## Short problem:
The data below must be copied in full and without any change.

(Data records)
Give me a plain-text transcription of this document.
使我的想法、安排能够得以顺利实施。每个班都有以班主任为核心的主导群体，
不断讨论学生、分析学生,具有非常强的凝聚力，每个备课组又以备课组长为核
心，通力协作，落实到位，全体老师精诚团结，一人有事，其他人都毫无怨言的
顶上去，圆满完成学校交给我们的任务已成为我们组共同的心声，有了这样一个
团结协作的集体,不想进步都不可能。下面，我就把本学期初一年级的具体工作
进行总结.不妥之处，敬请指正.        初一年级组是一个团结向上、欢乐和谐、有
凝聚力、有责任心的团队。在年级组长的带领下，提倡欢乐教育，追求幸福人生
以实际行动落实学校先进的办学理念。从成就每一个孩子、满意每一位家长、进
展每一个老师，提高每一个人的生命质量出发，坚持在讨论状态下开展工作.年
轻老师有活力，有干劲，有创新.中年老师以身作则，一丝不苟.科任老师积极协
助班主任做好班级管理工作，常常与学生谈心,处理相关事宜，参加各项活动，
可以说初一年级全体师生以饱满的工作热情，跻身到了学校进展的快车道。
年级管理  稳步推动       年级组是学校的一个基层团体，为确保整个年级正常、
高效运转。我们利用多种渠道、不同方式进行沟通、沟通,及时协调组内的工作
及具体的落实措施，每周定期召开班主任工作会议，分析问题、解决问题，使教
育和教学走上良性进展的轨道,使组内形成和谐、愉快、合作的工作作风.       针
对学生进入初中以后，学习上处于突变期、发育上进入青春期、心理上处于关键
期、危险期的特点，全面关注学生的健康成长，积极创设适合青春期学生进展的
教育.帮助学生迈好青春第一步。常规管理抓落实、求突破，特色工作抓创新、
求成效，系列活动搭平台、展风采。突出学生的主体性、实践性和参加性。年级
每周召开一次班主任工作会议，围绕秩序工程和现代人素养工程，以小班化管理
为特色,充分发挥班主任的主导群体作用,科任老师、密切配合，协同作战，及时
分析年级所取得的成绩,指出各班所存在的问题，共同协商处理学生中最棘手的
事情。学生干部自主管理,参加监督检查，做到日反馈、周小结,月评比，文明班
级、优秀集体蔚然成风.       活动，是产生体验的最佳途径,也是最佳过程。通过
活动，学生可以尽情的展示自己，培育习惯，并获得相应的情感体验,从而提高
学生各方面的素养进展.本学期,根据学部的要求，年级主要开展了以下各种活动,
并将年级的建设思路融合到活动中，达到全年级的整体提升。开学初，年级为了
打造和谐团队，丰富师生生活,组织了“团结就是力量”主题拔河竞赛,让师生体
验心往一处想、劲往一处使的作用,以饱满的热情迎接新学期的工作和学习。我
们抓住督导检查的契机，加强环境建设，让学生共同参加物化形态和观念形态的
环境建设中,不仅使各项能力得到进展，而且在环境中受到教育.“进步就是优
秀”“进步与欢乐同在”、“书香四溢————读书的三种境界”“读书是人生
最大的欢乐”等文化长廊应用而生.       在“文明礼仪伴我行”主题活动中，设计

## Written reply:
Give me a plain-text transcription of this document.
使我的想法、安排能够得以顺利实施。每个班都有以班主任为核心的主导群体，
不断讨论学生、分析学生,具有非常强的凝聚力，每个备课组又以备课组长为核
心，通力协作，落实到位，全体老师精诚团结，一人有事，其他人都毫无怨言的
顶上去，圆满完成学校交给我们的任务已成为我们组共同的心声，有了这样一个
团结协作的集体,不想进步都不可能。下面，我就把本学期初一年级的具体工作
进行总结.不妥之处，敬请指正.        初一年级组是一个团结向上、欢乐和谐、有
凝聚力、有责任心的团队。在年级组长的带领下，提倡欢乐教育，追求幸福人生
以实际行动落实学校先进的办学理念。从成就每一个孩子、满意每一位家长、进
展每一个老师，提高每一个人的生命质量出发，坚持在讨论状态下开展工作.年
轻老师有活力，有干劲，有创新.中年老师以身作则，一丝不苟.科任老师积极协
助班主任做好班级管理工作，常常与学生谈心,处理相关事宜，参加各项活动，
可以说初一年级全体师生以饱满的工作热情，跻身到了学校进展的快车道。
年级管理  稳步推动       年级组是学校的一个基层团体，为确保整个年级正常、
高效运转。我们利用多种渠道、不同方式进行沟通、沟通,及时协调组内的工作
及具体的落实措施，每周定期召开班主任工作会议，分析问题、解决问题，使教
育和教学走上良性进展的轨道,使组内形成和谐、愉快、合作的工作作风.       针
对学生进入初中以后，学习上处于突变期、发育上进入青春期、心理上处于关键
期、危险期的特点，全面关注学生的健康成长，积极创设适合青春期学生进展的
教育.帮助学生迈好青春第一步。常规管理抓落实、求突破，特色工作抓创新、
求成效，系列活动搭平台、展风采。突出学生的主体性、实践性和参加性。年级
每周召开一次班主任工作会议，围绕秩序工程和现代人素养工程，以小班化管理
为特色,充分发挥班主任的主导群体作用,科任老师、密切配合，协同作战，及时
分析年级所取得的成绩,指出各班所存在的问题，共同协商处理学生中最棘手的
事情。学生干部自主管理,参加监督检查，做到日反馈、周小结,月评比，文明班
级、优秀集体蔚然成风.       活动，是产生体验的最佳途径,也是最佳过程。通过
活动，学生可以尽情的展示自己，培育习惯，并获得相应的情感体验,从而提高
学生各方面的素养进展.本学期,根据学部的要求，年级主要开展了以下各种活动,
并将年级的建设思路融合到活动中，达到全年级的整体提升。开学初，年级为了
打造和谐团队，丰富师生生活,组织了“团结就是力量”主题拔河竞赛,让师生体
验心往一处想、劲往一处使的作用,以饱满的热情迎接新学期的工作和学习。我
们抓住督导检查的契机，加强环境建设，让学生共同参加物化形态和观念形态的
环境建设中,不仅使各项能力得到进展，而且在环境中受到教育.“进步就是优
秀”“进步与欢乐同在”、“书香四溢————读书的三种境界”“读书是人生
最大的欢乐”等文化长廊应用而生.       在“文明礼仪伴我行”主题活动中，设计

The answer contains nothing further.